--- Exercise instructions ---
Locate every line in the records below that holds the word "label" and return each one.

────────────────────

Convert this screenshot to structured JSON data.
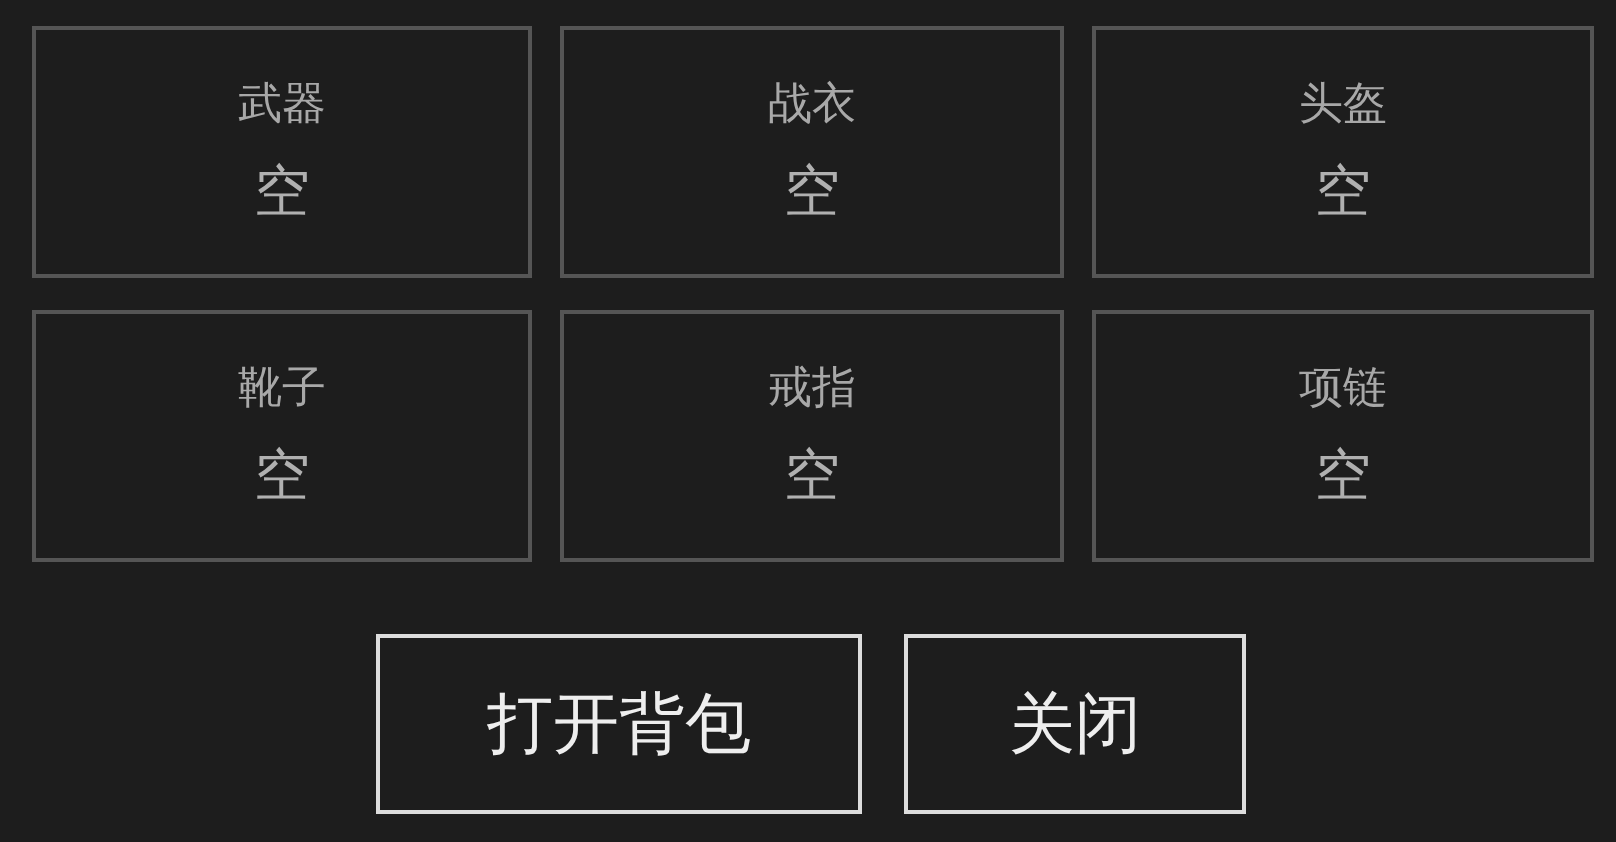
{
  "slots": [
    {
      "label": "武器",
      "value": "空"
    },
    {
      "label": "战衣",
      "value": "空"
    },
    {
      "label": "头盔",
      "value": "空"
    },
    {
      "label": "靴子",
      "value": "空"
    },
    {
      "label": "戒指",
      "value": "空"
    },
    {
      "label": "项链",
      "value": "空"
    }
  ],
  "buttons": [
    {
      "label": "打开背包",
      "kind": "open"
    },
    {
      "label": "关闭",
      "kind": "close"
    }
  ]
}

────────────────────

--- Solution for this task ---
      "label": "武器",
      "label": "战衣",
      "label": "头盔",
      "label": "靴子",
      "label": "戒指",
      "label": "项链",
      "label": "打开背包",
      "label": "关闭",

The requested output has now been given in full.